*** Data shown ***
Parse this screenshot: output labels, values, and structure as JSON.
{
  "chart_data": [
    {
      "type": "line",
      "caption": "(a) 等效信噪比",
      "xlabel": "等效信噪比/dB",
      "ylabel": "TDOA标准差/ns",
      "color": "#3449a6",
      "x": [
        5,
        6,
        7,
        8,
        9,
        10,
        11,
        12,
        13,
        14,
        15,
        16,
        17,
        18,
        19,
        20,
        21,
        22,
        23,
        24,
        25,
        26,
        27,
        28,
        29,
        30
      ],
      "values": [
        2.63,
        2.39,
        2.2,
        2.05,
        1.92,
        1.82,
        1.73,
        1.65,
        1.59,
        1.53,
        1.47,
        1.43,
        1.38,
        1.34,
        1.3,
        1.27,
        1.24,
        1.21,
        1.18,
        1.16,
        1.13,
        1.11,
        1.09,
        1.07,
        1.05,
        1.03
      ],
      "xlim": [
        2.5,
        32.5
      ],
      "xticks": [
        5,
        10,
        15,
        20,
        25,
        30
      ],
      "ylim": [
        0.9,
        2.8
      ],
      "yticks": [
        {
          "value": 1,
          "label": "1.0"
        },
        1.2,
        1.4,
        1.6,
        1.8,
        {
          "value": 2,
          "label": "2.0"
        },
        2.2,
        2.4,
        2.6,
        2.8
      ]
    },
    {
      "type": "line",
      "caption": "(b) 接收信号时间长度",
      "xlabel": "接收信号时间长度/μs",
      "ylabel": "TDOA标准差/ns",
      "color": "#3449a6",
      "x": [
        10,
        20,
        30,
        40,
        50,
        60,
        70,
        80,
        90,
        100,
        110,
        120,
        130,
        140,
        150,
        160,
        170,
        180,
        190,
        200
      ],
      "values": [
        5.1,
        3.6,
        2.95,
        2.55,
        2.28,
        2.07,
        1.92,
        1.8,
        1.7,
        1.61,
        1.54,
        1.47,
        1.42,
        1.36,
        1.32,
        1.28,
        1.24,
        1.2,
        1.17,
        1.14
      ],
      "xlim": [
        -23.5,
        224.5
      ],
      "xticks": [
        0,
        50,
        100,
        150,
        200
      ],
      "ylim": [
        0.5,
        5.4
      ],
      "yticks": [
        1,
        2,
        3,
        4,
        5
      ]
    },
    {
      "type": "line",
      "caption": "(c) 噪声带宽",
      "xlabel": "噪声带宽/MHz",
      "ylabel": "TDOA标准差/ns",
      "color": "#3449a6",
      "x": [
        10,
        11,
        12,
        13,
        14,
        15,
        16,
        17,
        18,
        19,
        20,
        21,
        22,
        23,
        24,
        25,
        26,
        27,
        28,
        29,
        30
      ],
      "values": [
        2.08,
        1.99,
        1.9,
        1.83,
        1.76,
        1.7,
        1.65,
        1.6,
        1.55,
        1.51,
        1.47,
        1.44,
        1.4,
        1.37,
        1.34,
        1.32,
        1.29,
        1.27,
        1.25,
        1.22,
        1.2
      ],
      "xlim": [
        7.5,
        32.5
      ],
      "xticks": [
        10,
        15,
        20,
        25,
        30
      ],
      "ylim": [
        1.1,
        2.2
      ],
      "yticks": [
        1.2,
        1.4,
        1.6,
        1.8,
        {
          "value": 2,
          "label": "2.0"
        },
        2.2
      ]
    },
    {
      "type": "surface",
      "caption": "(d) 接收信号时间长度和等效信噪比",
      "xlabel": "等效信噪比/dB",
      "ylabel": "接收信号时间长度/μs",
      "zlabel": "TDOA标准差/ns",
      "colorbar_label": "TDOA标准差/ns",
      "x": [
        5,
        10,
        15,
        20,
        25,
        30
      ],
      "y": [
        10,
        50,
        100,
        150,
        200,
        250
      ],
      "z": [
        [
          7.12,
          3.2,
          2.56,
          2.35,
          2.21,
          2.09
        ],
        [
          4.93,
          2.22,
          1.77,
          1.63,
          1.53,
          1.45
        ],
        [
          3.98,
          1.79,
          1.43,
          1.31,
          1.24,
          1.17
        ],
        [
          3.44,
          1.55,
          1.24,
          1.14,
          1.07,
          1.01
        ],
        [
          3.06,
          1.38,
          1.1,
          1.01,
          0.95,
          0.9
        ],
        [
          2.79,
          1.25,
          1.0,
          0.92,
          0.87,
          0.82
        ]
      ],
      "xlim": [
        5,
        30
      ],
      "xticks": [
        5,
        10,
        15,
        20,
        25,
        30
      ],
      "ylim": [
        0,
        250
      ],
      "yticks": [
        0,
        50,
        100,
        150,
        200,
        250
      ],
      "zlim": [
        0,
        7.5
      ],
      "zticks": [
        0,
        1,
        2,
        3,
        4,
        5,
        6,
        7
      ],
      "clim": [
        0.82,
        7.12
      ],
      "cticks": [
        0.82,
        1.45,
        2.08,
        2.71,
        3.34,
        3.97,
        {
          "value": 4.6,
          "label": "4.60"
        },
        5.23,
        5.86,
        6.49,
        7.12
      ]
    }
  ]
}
***
▸ Problem to work on: Make an exact copy of every line in the data.

▸ Response:
Parse this screenshot: output labels, values, and structure as JSON.
{
  "chart_data": [
    {
      "type": "line",
      "caption": "(a) 等效信噪比",
      "xlabel": "等效信噪比/dB",
      "ylabel": "TDOA标准差/ns",
      "color": "#3449a6",
      "x": [
        5,
        6,
        7,
        8,
        9,
        10,
        11,
        12,
        13,
        14,
        15,
        16,
        17,
        18,
        19,
        20,
        21,
        22,
        23,
        24,
        25,
        26,
        27,
        28,
        29,
        30
      ],
      "values": [
        2.63,
        2.39,
        2.2,
        2.05,
        1.92,
        1.82,
        1.73,
        1.65,
        1.59,
        1.53,
        1.47,
        1.43,
        1.38,
        1.34,
        1.3,
        1.27,
        1.24,
        1.21,
        1.18,
        1.16,
        1.13,
        1.11,
        1.09,
        1.07,
        1.05,
        1.03
      ],
      "xlim": [
        2.5,
        32.5
      ],
      "xticks": [
        5,
        10,
        15,
        20,
        25,
        30
      ],
      "ylim": [
        0.9,
        2.8
      ],
      "yticks": [
        {
          "value": 1,
          "label": "1.0"
        },
        1.2,
        1.4,
        1.6,
        1.8,
        {
          "value": 2,
          "label": "2.0"
        },
        2.2,
        2.4,
        2.6,
        2.8
      ]
    },
    {
      "type": "line",
      "caption": "(b) 接收信号时间长度",
      "xlabel": "接收信号时间长度/μs",
      "ylabel": "TDOA标准差/ns",
      "color": "#3449a6",
      "x": [
        10,
        20,
        30,
        40,
        50,
        60,
        70,
        80,
        90,
        100,
        110,
        120,
        130,
        140,
        150,
        160,
        170,
        180,
        190,
        200
      ],
      "values": [
        5.1,
        3.6,
        2.95,
        2.55,
        2.28,
        2.07,
        1.92,
        1.8,
        1.7,
        1.61,
        1.54,
        1.47,
        1.42,
        1.36,
        1.32,
        1.28,
        1.24,
        1.2,
        1.17,
        1.14
      ],
      "xlim": [
        -23.5,
        224.5
      ],
      "xticks": [
        0,
        50,
        100,
        150,
        200
      ],
      "ylim": [
        0.5,
        5.4
      ],
      "yticks": [
        1,
        2,
        3,
        4,
        5
      ]
    },
    {
      "type": "line",
      "caption": "(c) 噪声带宽",
      "xlabel": "噪声带宽/MHz",
      "ylabel": "TDOA标准差/ns",
      "color": "#3449a6",
      "x": [
        10,
        11,
        12,
        13,
        14,
        15,
        16,
        17,
        18,
        19,
        20,
        21,
        22,
        23,
        24,
        25,
        26,
        27,
        28,
        29,
        30
      ],
      "values": [
        2.08,
        1.99,
        1.9,
        1.83,
        1.76,
        1.7,
        1.65,
        1.6,
        1.55,
        1.51,
        1.47,
        1.44,
        1.4,
        1.37,
        1.34,
        1.32,
        1.29,
        1.27,
        1.25,
        1.22,
        1.2
      ],
      "xlim": [
        7.5,
        32.5
      ],
      "xticks": [
        10,
        15,
        20,
        25,
        30
      ],
      "ylim": [
        1.1,
        2.2
      ],
      "yticks": [
        1.2,
        1.4,
        1.6,
        1.8,
        {
          "value": 2,
          "label": "2.0"
        },
        2.2
      ]
    },
    {
      "type": "surface",
      "caption": "(d) 接收信号时间长度和等效信噪比",
      "xlabel": "等效信噪比/dB",
      "ylabel": "接收信号时间长度/μs",
      "zlabel": "TDOA标准差/ns",
      "colorbar_label": "TDOA标准差/ns",
      "x": [
        5,
        10,
        15,
        20,
        25,
        30
      ],
      "y": [
        10,
        50,
        100,
        150,
        200,
        250
      ],
      "z": [
        [
          7.12,
          3.2,
          2.56,
          2.35,
          2.21,
          2.09
        ],
        [
          4.93,
          2.22,
          1.77,
          1.63,
          1.53,
          1.45
        ],
        [
          3.98,
          1.79,
          1.43,
          1.31,
          1.24,
          1.17
        ],
        [
          3.44,
          1.55,
          1.24,
          1.14,
          1.07,
          1.01
        ],
        [
          3.06,
          1.38,
          1.1,
          1.01,
          0.95,
          0.9
        ],
        [
          2.79,
          1.25,
          1.0,
          0.92,
          0.87,
          0.82
        ]
      ],
      "xlim": [
        5,
        30
      ],
      "xticks": [
        5,
        10,
        15,
        20,
        25,
        30
      ],
      "ylim": [
        0,
        250
      ],
      "yticks": [
        0,
        50,
        100,
        150,
        200,
        250
      ],
      "zlim": [
        0,
        7.5
      ],
      "zticks": [
        0,
        1,
        2,
        3,
        4,
        5,
        6,
        7
      ],
      "clim": [
        0.82,
        7.12
      ],
      "cticks": [
        0.82,
        1.45,
        2.08,
        2.71,
        3.34,
        3.97,
        {
          "value": 4.6,
          "label": "4.60"
        },
        5.23,
        5.86,
        6.49,
        7.12
      ]
    }
  ]
}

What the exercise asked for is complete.